Rows:
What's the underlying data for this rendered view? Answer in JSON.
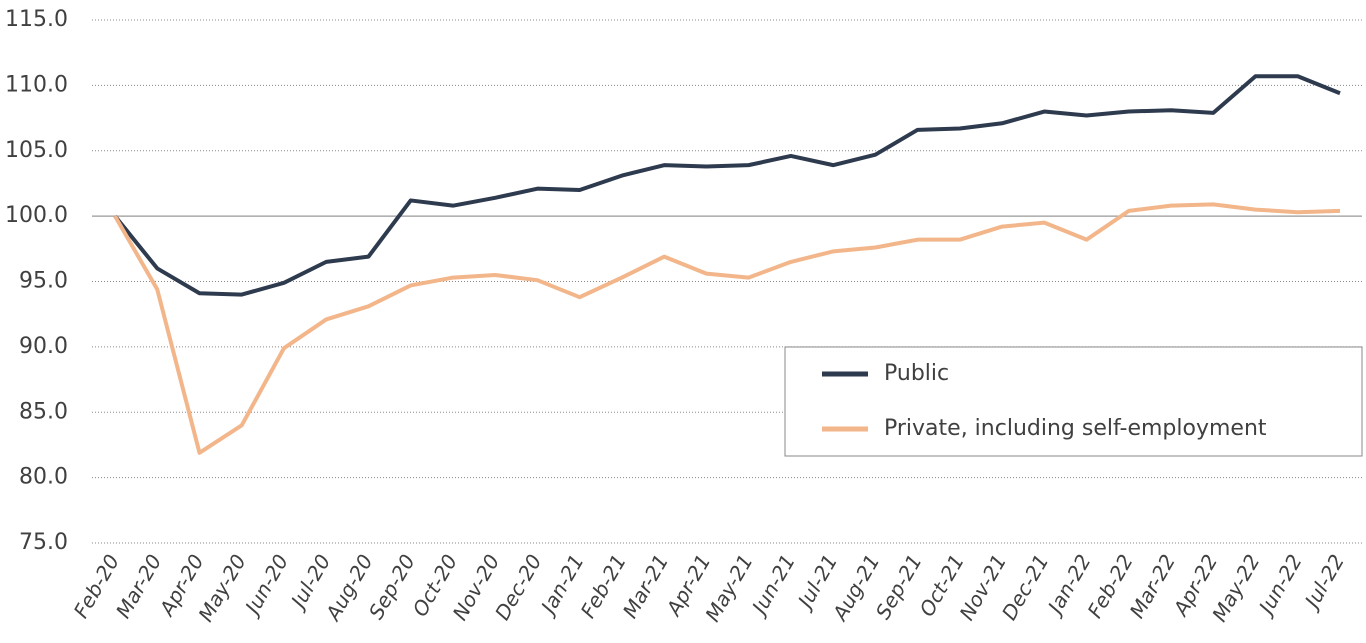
{
  "chart_data": {
    "type": "line",
    "categories": [
      "Feb-20",
      "Mar-20",
      "Apr-20",
      "May-20",
      "Jun-20",
      "Jul-20",
      "Aug-20",
      "Sep-20",
      "Oct-20",
      "Nov-20",
      "Dec-20",
      "Jan-21",
      "Feb-21",
      "Mar-21",
      "Apr-21",
      "May-21",
      "Jun-21",
      "Jul-21",
      "Aug-21",
      "Sep-21",
      "Oct-21",
      "Nov-21",
      "Dec-21",
      "Jan-22",
      "Feb-22",
      "Mar-22",
      "Apr-22",
      "May-22",
      "Jun-22",
      "Jul-22"
    ],
    "series": [
      {
        "name": "Public",
        "color": "#2e3a4e",
        "values": [
          100,
          96.0,
          94.1,
          94.0,
          94.9,
          96.5,
          96.9,
          101.2,
          100.8,
          101.4,
          102.1,
          102.0,
          103.1,
          103.9,
          103.8,
          103.9,
          104.6,
          103.9,
          104.7,
          106.6,
          106.7,
          107.1,
          108.0,
          107.7,
          108.0,
          108.1,
          107.9,
          110.7,
          110.7,
          109.4
        ]
      },
      {
        "name": "Private, including self-employment",
        "color": "#f2b68a",
        "values": [
          100,
          94.4,
          81.9,
          84.0,
          89.9,
          92.1,
          93.1,
          94.7,
          95.3,
          95.5,
          95.1,
          93.8,
          95.3,
          96.9,
          95.6,
          95.3,
          96.5,
          97.3,
          97.6,
          98.2,
          98.2,
          99.2,
          99.5,
          98.2,
          100.4,
          100.8,
          100.9,
          100.5,
          100.3,
          100.4
        ]
      }
    ],
    "ylim": [
      75,
      115
    ],
    "yticks": [
      {
        "value": 75,
        "label": "75.0"
      },
      {
        "value": 80,
        "label": "80.0"
      },
      {
        "value": 85,
        "label": "85.0"
      },
      {
        "value": 90,
        "label": "90.0"
      },
      {
        "value": 95,
        "label": "95.0"
      },
      {
        "value": 100,
        "label": "100.0"
      },
      {
        "value": 105,
        "label": "105.0"
      },
      {
        "value": 110,
        "label": "110.0"
      },
      {
        "value": 115,
        "label": "115.0"
      }
    ],
    "grid": true,
    "legend": "right"
  }
}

Task prompt:
In your copy of the records, include no pictures; repeat everything else exactly.

Problem solution:
What's the underlying data for this rendered view? Answer in JSON.
{
  "chart_data": {
    "type": "line",
    "categories": [
      "Feb-20",
      "Mar-20",
      "Apr-20",
      "May-20",
      "Jun-20",
      "Jul-20",
      "Aug-20",
      "Sep-20",
      "Oct-20",
      "Nov-20",
      "Dec-20",
      "Jan-21",
      "Feb-21",
      "Mar-21",
      "Apr-21",
      "May-21",
      "Jun-21",
      "Jul-21",
      "Aug-21",
      "Sep-21",
      "Oct-21",
      "Nov-21",
      "Dec-21",
      "Jan-22",
      "Feb-22",
      "Mar-22",
      "Apr-22",
      "May-22",
      "Jun-22",
      "Jul-22"
    ],
    "series": [
      {
        "name": "Public",
        "color": "#2e3a4e",
        "values": [
          100,
          96.0,
          94.1,
          94.0,
          94.9,
          96.5,
          96.9,
          101.2,
          100.8,
          101.4,
          102.1,
          102.0,
          103.1,
          103.9,
          103.8,
          103.9,
          104.6,
          103.9,
          104.7,
          106.6,
          106.7,
          107.1,
          108.0,
          107.7,
          108.0,
          108.1,
          107.9,
          110.7,
          110.7,
          109.4
        ]
      },
      {
        "name": "Private, including self-employment",
        "color": "#f2b68a",
        "values": [
          100,
          94.4,
          81.9,
          84.0,
          89.9,
          92.1,
          93.1,
          94.7,
          95.3,
          95.5,
          95.1,
          93.8,
          95.3,
          96.9,
          95.6,
          95.3,
          96.5,
          97.3,
          97.6,
          98.2,
          98.2,
          99.2,
          99.5,
          98.2,
          100.4,
          100.8,
          100.9,
          100.5,
          100.3,
          100.4
        ]
      }
    ],
    "ylim": [
      75,
      115
    ],
    "yticks": [
      {
        "value": 75,
        "label": "75.0"
      },
      {
        "value": 80,
        "label": "80.0"
      },
      {
        "value": 85,
        "label": "85.0"
      },
      {
        "value": 90,
        "label": "90.0"
      },
      {
        "value": 95,
        "label": "95.0"
      },
      {
        "value": 100,
        "label": "100.0"
      },
      {
        "value": 105,
        "label": "105.0"
      },
      {
        "value": 110,
        "label": "110.0"
      },
      {
        "value": 115,
        "label": "115.0"
      }
    ],
    "grid": true,
    "legend": "right"
  }
}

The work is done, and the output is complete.